_Document section_:
──────

Citation : 2023 Latest Caselaw 402 Cal
Judgement Date : 16 January, 2023

Calcutta High Court (Appellete Side)
Shubham Surana vs State Of West Bengal & Anr on 16 January, 2023

IN THE HIGH COURT AT CALCUTTA Civil Appellate Jurisdiction Appellate Side

Present :- Hon'ble Mr. Justice I. P. Mukerji Hon'ble Mr. Justice Biswaroop Chowdhury

CRR NO.4403 of 2022 CRR NO.4401 of 2022 CRR NO.4397 of 2022 CRR NO.4398 of 2022 CRR NO.4399 of 2022

Shubham Surana Vs.

State of West Bengal & Anr

For the Appellant : Mr. Kalyan Bandyopadhyay, Sr. Adv., Mr. S. Choudhury, Mr. Raghav Munshi, Mr. Kriti Mehrotra, Mr. Roshan Pathak.

 For the State               :     Mr. Rudradipta Nandy.,
                                   Ms. S. Das,

 For the State               :     Mr. Sandipan Ganguly, Sr. Adv.
                                   Mr. Bibaswan Bhattacharya.


 Judgment on                 :     16.01.2023.


 I. P. MUKERJI, J.-

This judgment is a work of collaboration between my brother Mr. Justice

Biswaroop Chowdhury and myself.

These applications under Section 482 of the Criminal Procedure Code were

heard out, dispensing with all formalities. As common questions of fact and

law are concerned they are disposed of by this composite judgment and

order.

The preamble to the Juvenile Justice (Care and Protection of Children) Act,

2000 (the 2000 Act) made it explicit that it was being enacted to consolidate

and amend the law relating to juveniles in conflict with law. It was repealed

and replaced by the Juvenile Justice (Care and Protection of Children) Act,

2015 (the 2015 Act) on 15th January, 2016.

Both the 2000 and the 2015 Acts have a non-obstantive clause. Section

1(4) in each clarifies that irrespective of any provision in any other Act, the

Act will apply to all matters covered by it inter alia concerning children in

conflict with law.

In the Act of 2000, "juvenile" or "child" is defined in Section 2(k) and

"juvenile in conflict with law" is defined in Section 2(l) as follows:-

"2. (k) "juvenile" or "child" means a person who has not completed eighteenth year of age.

(l) "juvenile in conflict with law" means a juvenile who is alleged to have committed an offence and has not completed eighteenth year of age as on the date of commission of such offence."

──────

_Objectives_:
1. In the judgment, on what date was the 2000 Act repealed and replaced by the 2015 Act?
2. Please list everyone named in the judgment as counsel for the appellant.
3. Carry the judgment on juvenile justice forward from the end of its last sentence.

[Data entries]

──────

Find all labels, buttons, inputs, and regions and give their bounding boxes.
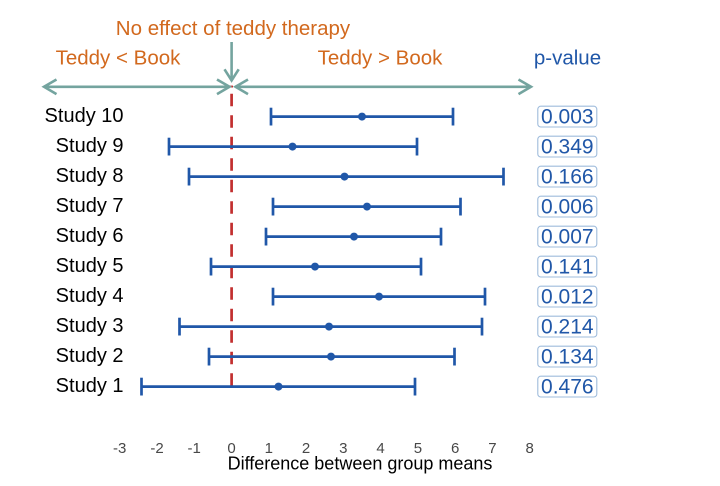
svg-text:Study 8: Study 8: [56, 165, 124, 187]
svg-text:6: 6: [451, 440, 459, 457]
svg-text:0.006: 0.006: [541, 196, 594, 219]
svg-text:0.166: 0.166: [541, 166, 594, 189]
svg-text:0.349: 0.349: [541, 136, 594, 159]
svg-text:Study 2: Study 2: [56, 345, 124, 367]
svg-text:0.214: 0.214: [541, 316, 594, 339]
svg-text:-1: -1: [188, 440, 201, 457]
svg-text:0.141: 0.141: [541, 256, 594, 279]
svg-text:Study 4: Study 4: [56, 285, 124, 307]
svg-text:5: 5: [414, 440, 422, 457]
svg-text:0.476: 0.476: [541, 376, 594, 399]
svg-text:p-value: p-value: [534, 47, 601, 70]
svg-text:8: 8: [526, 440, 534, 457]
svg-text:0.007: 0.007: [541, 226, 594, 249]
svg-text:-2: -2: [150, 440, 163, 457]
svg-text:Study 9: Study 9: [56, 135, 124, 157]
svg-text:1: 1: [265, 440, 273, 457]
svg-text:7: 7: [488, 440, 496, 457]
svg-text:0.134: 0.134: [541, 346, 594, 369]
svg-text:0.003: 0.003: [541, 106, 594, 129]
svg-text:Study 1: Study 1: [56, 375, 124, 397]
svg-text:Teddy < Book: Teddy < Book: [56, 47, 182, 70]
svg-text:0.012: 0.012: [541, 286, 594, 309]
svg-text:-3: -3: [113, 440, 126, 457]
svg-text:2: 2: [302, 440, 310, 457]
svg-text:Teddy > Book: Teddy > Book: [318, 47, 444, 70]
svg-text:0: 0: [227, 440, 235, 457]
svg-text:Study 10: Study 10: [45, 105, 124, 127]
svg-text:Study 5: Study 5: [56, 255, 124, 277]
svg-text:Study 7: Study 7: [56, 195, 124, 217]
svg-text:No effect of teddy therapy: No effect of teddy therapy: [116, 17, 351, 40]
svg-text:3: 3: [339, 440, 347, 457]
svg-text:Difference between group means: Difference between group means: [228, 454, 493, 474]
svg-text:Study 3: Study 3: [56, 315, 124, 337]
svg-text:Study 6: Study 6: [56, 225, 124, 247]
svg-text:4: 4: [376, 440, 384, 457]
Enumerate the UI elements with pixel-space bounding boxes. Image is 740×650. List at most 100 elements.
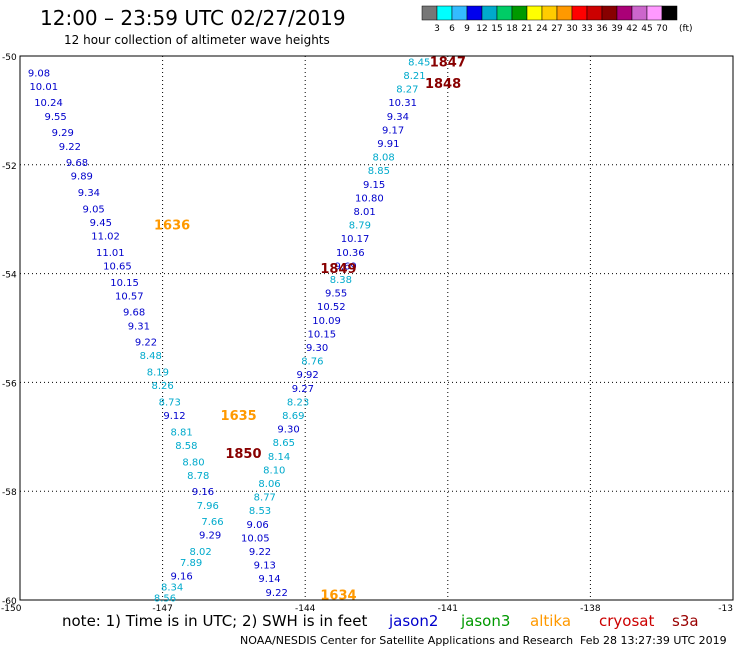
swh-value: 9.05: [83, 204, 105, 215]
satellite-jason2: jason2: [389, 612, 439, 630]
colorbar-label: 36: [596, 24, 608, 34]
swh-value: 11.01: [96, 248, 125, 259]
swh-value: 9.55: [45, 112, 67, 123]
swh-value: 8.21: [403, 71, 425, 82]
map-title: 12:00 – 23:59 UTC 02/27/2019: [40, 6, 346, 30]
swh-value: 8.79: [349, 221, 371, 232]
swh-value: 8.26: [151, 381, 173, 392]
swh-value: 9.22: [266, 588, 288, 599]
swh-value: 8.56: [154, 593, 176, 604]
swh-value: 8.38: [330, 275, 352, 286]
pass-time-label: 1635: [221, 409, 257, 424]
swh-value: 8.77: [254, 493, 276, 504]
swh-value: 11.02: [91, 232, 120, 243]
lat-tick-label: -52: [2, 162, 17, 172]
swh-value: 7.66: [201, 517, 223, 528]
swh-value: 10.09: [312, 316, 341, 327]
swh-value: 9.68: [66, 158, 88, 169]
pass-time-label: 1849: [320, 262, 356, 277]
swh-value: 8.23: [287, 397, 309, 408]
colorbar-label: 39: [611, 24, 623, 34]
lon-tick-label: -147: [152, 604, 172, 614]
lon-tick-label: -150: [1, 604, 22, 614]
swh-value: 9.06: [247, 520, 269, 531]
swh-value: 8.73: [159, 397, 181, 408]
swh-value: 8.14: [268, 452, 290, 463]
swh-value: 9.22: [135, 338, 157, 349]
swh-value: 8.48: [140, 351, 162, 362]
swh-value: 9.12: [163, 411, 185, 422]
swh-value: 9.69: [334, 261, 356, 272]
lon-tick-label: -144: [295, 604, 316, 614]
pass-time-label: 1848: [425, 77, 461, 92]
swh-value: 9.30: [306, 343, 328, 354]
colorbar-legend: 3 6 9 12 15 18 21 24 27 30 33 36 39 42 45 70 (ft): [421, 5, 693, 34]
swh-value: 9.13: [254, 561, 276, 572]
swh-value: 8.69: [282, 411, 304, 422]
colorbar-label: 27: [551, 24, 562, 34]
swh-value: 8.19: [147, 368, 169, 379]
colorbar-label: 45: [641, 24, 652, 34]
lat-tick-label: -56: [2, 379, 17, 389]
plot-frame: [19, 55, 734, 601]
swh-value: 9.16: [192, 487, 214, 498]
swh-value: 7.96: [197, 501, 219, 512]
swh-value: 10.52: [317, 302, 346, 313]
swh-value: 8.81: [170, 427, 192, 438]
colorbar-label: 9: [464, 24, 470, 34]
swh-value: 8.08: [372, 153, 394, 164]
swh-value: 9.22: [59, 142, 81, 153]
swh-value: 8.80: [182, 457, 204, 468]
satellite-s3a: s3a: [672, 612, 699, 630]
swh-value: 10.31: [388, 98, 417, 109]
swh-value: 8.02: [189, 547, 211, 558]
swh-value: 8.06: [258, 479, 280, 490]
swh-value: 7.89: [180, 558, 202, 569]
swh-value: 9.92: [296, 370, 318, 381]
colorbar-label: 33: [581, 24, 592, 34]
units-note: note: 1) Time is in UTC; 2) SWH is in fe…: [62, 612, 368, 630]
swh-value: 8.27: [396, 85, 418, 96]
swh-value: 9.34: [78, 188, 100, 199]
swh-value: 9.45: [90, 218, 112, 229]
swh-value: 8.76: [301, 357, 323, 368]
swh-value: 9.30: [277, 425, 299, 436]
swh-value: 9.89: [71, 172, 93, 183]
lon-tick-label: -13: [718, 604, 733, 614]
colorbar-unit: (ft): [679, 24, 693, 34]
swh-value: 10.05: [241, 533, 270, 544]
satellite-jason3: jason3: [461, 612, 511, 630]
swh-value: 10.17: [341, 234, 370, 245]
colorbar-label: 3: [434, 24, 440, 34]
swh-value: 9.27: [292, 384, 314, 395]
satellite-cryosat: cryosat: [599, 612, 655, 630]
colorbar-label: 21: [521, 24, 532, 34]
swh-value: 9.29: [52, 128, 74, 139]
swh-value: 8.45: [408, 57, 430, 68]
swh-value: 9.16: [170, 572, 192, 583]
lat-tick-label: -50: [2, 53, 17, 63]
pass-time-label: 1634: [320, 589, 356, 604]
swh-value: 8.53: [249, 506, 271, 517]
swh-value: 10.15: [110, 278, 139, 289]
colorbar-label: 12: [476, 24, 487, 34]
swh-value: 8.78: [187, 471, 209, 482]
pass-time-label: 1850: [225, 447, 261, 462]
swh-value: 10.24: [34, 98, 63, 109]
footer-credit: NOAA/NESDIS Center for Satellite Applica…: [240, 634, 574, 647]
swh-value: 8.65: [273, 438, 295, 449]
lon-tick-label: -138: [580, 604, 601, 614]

──────

_Responses by task_:
1. 15th January, 2016.

2. Mr. Kalyan Bandyopadhyay, Sr. Adv.; Mr. S. Choudhury; Mr. Raghav Munshi; Mr. Kriti Mehrotra; Mr. Roshan Pathak.

3.
There is no change in the definition of "juvenile" in Section 2(35) of the

2015 Act.

However, in the 2015 Act, "child" and "juvenile" are defined separately as

follows:-

"2. (12) "child" means a person who has not completed eighteen years of age."

2. (35) "Juvenile" means a child below the age of eighteen years."

"Child in conflict with law" is defined in Section 2(13) of the 2015 Act as

follows:-

"2. (13) "child in conflict with law" means a child who is alleged or found to have committed an offence and who has not completed eighteen years of age on the date of commission of such offence."

The definition of "juvenile" or "child" in Section 2(k) of the 2000 Act and

of "child" in Section 2(12) of the 2015 Act and "juvenile in conflict with

law" in Section 2(l) of the 2000 Act and Section 2(13) of the 2015 Act are

identical.

A child would be in conflict with law if he is alleged to have committed an

offence below the age of 18 years on the date of commission of such

offence.

Our constitutional principle enumerated in Article 20(1) is that a person

can be charged, tried and convicted for an alleged offence on the date of

its commission and not for an act which was not an offence on such date

but recognized as an offence at a later point of time by amendment of a

statute or enactment of a new statute.

Say for example, an offence is committed by A when he is 17 years and

11 months old. The offence is discovered by the police, enquired into and

tried after A has completed 18 years of age. Although at the time of

discovery of the offence A has completed 18 years of age, he would be

tried under the Act in force on the date of commission of the offence.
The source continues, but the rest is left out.